> **Aim**: Write each line out again exactly as written.

Stored records
** Begin **
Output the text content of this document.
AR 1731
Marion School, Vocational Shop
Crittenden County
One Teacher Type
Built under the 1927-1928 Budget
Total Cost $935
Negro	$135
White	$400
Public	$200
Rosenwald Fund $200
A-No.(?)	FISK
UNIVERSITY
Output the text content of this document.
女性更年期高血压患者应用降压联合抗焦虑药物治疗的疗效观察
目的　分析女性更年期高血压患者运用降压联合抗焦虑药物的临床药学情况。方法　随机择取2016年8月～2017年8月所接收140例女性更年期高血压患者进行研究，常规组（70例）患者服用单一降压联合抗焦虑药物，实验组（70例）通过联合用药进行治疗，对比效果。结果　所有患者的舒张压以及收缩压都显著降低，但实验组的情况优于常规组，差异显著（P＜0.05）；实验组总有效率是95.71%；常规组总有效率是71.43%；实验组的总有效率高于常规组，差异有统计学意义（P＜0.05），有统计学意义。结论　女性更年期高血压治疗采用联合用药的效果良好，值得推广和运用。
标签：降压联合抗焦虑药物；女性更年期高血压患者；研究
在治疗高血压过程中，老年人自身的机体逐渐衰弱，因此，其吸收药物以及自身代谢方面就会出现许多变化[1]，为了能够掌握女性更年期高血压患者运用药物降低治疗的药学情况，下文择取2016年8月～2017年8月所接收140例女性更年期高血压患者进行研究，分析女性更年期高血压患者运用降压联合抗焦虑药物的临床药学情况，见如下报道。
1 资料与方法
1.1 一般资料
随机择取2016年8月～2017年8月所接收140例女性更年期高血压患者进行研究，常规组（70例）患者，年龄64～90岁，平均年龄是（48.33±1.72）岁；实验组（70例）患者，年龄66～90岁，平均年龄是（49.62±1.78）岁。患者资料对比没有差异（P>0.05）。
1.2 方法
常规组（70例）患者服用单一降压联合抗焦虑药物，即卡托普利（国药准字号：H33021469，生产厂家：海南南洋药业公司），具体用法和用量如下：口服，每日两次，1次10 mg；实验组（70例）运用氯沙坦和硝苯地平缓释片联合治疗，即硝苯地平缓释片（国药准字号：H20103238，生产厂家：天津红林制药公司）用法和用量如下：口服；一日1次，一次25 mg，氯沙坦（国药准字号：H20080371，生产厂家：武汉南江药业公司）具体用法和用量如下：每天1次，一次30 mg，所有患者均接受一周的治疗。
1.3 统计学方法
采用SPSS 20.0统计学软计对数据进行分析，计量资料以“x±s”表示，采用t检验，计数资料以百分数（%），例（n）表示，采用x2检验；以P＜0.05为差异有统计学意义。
** End **
> **Reply to the exercise**:
Output the text content of this document.
AR 1731
Marion School, Vocational Shop
Crittenden County
One Teacher Type
Built under the 1927-1928 Budget
Total Cost $935
Negro	$135
White	$400
Public	$200
Rosenwald Fund $200
A-No.(?)	FISK
UNIVERSITY
Output the text content of this document.
女性更年期高血压患者应用降压联合抗焦虑药物治疗的疗效观察
目的　分析女性更年期高血压患者运用降压联合抗焦虑药物的临床药学情况。方法　随机择取2016年8月～2017年8月所接收140例女性更年期高血压患者进行研究，常规组（70例）患者服用单一降压联合抗焦虑药物，实验组（70例）通过联合用药进行治疗，对比效果。结果　所有患者的舒张压以及收缩压都显著降低，但实验组的情况优于常规组，差异显著（P＜0.05）；实验组总有效率是95.71%；常规组总有效率是71.43%；实验组的总有效率高于常规组，差异有统计学意义（P＜0.05），有统计学意义。结论　女性更年期高血压治疗采用联合用药的效果良好，值得推广和运用。
标签：降压联合抗焦虑药物；女性更年期高血压患者；研究
在治疗高血压过程中，老年人自身的机体逐渐衰弱，因此，其吸收药物以及自身代谢方面就会出现许多变化[1]，为了能够掌握女性更年期高血压患者运用药物降低治疗的药学情况，下文择取2016年8月～2017年8月所接收140例女性更年期高血压患者进行研究，分析女性更年期高血压患者运用降压联合抗焦虑药物的临床药学情况，见如下报道。
1 资料与方法
1.1 一般资料
随机择取2016年8月～2017年8月所接收140例女性更年期高血压患者进行研究，常规组（70例）患者，年龄64～90岁，平均年龄是（48.33±1.72）岁；实验组（70例）患者，年龄66～90岁，平均年龄是（49.62±1.78）岁。患者资料对比没有差异（P>0.05）。
1.2 方法
常规组（70例）患者服用单一降压联合抗焦虑药物，即卡托普利（国药准字号：H33021469，生产厂家：海南南洋药业公司），具体用法和用量如下：口服，每日两次，1次10 mg；实验组（70例）运用氯沙坦和硝苯地平缓释片联合治疗，即硝苯地平缓释片（国药准字号：H20103238，生产厂家：天津红林制药公司）用法和用量如下：口服；一日1次，一次25 mg，氯沙坦（国药准字号：H20080371，生产厂家：武汉南江药业公司）具体用法和用量如下：每天1次，一次30 mg，所有患者均接受一周的治疗。
1.3 统计学方法
采用SPSS 20.0统计学软计对数据进行分析，计量资料以“x±s”表示，采用t检验，计数资料以百分数（%），例（n）表示，采用x2检验；以P＜0.05为差异有统计学意义。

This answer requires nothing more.